- AIM OF THE TASK
In the entries below, count every line with the string "Eksjö". State the count and nothing else.

______

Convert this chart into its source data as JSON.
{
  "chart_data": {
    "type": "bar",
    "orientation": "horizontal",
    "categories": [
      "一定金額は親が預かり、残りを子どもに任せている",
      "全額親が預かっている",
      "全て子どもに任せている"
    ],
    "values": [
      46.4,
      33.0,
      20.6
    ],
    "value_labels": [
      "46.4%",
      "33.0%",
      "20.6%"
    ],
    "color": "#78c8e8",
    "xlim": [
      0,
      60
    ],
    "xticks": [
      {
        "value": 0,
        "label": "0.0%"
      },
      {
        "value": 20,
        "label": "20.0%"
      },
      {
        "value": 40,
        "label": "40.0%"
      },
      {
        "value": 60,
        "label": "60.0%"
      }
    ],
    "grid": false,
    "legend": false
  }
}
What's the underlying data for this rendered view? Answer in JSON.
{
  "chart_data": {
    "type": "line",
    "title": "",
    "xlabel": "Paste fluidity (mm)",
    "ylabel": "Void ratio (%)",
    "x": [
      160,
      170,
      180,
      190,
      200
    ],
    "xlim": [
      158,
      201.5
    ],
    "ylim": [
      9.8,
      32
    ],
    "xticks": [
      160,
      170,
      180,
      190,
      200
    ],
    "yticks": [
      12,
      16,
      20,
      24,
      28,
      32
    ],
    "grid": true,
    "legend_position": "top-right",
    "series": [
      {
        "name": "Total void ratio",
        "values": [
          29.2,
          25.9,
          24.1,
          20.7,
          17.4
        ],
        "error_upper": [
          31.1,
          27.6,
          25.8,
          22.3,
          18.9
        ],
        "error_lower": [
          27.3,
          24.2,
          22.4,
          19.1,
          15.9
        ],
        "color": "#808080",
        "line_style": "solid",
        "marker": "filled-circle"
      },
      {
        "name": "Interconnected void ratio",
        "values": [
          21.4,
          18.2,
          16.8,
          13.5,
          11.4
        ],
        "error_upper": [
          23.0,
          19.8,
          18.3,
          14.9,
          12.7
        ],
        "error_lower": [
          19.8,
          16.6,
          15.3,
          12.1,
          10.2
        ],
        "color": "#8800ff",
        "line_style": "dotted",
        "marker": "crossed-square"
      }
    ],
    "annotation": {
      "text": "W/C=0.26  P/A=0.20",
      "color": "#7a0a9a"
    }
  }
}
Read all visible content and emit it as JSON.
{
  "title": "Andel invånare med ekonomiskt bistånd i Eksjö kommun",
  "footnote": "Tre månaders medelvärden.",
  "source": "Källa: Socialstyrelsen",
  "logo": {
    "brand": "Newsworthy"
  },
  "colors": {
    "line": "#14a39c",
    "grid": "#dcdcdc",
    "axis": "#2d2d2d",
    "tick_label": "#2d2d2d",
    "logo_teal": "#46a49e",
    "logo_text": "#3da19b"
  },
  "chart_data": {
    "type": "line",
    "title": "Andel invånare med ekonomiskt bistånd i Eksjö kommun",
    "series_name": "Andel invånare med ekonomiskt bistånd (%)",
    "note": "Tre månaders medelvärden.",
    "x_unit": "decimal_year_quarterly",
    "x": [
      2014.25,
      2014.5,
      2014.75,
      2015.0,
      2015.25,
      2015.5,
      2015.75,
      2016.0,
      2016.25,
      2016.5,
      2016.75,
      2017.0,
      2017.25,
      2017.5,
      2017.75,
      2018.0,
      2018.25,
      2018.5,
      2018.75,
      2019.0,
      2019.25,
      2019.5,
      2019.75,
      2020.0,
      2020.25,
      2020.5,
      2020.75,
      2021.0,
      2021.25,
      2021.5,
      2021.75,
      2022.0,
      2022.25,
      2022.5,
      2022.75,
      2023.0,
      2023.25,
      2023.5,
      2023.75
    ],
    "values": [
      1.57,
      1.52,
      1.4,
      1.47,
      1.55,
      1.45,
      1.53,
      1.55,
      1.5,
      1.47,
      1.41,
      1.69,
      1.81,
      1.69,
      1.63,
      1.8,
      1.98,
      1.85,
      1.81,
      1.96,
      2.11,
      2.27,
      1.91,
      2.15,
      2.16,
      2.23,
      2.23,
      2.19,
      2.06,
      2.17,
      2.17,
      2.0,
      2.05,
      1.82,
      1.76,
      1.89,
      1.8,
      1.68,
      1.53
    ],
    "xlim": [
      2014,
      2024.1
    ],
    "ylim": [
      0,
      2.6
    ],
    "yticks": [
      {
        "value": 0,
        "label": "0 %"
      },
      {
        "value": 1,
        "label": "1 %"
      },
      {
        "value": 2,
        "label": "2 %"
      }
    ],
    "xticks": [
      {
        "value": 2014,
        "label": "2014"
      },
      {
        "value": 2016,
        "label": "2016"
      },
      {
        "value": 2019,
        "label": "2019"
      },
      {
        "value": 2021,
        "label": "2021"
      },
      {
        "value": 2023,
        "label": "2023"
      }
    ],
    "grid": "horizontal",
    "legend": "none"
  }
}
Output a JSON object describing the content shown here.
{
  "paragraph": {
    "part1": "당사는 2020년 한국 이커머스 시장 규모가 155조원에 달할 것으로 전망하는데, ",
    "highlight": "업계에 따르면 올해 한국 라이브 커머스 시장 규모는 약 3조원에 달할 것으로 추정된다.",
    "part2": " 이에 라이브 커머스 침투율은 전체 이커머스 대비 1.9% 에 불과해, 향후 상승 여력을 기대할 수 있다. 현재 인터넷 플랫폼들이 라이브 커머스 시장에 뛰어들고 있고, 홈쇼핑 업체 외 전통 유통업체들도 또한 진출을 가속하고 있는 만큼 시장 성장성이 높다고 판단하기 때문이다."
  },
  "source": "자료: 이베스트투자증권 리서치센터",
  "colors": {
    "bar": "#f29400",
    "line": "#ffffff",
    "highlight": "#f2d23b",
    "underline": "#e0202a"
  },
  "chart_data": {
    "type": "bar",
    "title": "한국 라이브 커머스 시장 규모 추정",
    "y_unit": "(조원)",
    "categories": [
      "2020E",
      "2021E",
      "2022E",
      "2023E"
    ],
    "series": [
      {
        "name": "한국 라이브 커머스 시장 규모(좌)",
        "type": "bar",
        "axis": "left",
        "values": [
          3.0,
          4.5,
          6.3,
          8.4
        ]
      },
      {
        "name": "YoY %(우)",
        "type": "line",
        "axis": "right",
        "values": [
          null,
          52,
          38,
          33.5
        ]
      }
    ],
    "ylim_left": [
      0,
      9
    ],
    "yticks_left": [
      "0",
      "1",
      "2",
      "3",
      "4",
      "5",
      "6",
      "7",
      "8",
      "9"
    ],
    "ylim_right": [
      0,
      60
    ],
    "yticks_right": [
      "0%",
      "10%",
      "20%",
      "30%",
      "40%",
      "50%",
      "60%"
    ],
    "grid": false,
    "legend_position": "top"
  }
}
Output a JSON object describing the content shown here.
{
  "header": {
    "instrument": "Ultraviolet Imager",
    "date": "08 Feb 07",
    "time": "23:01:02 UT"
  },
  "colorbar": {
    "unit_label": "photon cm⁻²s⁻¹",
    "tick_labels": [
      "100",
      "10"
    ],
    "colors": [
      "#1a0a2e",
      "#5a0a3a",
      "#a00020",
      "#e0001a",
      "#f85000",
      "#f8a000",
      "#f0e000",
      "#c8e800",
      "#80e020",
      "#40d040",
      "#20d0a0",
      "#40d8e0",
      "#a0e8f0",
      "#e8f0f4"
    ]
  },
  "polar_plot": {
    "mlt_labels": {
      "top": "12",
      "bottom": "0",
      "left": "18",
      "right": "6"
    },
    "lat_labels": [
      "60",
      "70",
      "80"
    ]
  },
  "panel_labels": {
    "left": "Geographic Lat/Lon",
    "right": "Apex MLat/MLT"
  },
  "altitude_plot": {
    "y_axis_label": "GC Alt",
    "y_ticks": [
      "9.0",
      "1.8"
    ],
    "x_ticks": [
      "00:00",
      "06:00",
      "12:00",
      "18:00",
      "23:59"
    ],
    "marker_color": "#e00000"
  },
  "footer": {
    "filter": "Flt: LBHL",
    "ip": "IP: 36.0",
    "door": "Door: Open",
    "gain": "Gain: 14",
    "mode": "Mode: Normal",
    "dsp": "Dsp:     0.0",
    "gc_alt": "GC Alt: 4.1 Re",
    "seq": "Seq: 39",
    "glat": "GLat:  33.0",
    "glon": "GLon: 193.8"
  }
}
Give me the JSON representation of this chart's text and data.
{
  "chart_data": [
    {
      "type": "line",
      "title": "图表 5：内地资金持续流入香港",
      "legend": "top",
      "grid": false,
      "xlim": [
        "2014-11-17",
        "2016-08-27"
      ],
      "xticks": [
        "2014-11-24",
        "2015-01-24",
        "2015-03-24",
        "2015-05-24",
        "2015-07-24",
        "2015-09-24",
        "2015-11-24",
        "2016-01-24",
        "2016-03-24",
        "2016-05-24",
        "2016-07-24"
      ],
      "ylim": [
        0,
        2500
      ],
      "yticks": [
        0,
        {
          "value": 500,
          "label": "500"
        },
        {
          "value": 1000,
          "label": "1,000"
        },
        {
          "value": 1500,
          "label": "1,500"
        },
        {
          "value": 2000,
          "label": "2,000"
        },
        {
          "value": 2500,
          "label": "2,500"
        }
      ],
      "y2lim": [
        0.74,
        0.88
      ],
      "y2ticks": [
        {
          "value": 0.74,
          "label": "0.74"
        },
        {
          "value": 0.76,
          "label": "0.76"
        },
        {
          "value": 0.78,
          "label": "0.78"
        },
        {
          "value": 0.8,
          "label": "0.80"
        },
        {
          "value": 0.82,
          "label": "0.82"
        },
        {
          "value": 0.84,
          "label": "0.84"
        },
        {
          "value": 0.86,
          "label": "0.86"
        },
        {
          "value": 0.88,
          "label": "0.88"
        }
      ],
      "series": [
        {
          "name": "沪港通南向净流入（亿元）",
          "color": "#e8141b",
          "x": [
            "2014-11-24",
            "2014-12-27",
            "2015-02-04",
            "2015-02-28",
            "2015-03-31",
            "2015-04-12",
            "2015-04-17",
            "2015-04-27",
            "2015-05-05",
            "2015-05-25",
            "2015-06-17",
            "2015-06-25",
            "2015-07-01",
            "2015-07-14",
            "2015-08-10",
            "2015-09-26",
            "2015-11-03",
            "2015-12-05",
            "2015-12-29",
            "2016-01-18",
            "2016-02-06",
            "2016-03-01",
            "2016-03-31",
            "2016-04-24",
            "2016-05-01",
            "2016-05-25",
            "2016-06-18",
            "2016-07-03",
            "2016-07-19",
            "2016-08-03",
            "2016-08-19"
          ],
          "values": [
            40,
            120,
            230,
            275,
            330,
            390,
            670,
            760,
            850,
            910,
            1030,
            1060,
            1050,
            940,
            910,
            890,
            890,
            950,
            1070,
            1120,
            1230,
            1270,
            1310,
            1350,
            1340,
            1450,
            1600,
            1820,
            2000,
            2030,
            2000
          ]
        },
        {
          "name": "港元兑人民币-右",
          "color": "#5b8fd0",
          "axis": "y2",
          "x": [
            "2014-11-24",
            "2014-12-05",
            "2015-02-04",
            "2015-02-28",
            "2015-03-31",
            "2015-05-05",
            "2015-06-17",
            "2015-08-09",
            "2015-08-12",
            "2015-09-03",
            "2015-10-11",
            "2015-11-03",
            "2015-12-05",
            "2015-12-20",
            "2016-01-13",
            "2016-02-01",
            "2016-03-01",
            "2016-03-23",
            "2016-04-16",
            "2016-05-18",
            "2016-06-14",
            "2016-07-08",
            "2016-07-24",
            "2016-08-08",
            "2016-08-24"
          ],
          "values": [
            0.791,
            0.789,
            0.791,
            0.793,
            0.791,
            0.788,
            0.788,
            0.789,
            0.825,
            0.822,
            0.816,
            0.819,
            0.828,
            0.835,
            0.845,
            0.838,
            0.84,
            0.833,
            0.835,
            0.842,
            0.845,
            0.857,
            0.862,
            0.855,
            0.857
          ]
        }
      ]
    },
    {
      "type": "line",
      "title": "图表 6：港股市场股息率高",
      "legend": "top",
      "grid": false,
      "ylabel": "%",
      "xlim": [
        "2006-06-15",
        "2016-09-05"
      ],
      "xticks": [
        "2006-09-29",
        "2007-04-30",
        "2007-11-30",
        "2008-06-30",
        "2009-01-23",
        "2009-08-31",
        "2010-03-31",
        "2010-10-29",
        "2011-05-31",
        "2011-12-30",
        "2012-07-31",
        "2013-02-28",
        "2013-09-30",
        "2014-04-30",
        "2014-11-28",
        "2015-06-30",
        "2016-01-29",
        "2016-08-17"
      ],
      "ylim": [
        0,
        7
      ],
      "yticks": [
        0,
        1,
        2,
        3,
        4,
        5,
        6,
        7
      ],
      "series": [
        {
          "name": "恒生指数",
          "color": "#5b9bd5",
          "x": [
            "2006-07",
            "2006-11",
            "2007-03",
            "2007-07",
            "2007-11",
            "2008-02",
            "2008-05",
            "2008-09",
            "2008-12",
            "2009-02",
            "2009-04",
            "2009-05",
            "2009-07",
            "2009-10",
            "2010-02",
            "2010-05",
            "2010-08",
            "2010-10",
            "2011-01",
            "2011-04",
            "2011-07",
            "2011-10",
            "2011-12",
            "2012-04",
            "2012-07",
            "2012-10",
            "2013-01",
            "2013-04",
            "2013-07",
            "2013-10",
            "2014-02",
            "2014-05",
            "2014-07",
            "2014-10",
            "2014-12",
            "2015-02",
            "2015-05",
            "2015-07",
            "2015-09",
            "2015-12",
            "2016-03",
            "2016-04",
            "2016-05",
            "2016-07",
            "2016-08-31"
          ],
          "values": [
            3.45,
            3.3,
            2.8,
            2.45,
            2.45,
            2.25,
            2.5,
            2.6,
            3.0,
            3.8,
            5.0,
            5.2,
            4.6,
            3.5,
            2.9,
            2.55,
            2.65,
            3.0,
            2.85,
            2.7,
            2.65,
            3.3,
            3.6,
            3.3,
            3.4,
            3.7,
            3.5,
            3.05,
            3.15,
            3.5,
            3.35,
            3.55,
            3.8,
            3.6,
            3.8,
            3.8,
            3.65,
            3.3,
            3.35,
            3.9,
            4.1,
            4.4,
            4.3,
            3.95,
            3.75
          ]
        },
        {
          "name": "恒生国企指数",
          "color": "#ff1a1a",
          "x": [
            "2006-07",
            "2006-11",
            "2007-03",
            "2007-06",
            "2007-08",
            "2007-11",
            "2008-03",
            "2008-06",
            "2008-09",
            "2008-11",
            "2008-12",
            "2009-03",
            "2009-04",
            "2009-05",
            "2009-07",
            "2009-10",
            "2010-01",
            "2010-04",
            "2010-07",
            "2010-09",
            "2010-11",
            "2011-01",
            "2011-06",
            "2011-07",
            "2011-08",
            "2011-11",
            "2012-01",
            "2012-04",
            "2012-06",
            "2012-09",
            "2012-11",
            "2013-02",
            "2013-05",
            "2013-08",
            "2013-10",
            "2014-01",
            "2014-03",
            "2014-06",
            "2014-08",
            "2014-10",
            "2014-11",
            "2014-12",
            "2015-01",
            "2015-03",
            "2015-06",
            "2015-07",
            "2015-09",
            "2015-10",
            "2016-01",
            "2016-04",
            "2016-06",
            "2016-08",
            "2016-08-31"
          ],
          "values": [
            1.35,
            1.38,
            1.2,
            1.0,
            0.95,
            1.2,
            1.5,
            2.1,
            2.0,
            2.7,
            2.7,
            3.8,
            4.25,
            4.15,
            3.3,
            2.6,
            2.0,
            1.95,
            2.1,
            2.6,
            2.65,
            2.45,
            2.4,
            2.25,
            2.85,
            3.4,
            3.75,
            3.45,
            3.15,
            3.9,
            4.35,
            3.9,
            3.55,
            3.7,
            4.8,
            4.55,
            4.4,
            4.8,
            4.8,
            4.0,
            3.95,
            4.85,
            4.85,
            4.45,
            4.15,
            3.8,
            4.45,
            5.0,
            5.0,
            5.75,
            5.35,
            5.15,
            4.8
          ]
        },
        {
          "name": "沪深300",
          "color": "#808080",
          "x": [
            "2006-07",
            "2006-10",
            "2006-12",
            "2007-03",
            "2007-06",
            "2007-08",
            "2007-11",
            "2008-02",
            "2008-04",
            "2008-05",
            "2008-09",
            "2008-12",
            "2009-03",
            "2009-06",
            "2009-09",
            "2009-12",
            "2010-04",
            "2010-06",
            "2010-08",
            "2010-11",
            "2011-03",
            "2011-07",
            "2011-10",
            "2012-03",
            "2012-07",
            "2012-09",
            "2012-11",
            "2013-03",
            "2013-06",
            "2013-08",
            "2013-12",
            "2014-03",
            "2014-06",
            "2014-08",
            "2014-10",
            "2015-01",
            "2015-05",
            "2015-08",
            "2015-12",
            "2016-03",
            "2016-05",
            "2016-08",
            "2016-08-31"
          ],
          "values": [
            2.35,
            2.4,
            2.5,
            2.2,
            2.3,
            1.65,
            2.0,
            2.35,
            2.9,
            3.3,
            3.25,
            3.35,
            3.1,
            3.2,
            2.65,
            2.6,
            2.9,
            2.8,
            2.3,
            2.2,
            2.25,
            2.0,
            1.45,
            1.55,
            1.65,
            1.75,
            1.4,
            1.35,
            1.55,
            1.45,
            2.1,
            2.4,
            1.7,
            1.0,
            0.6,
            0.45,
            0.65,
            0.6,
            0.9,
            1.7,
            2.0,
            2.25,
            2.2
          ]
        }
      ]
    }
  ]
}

______

- ANSWER BELOW
2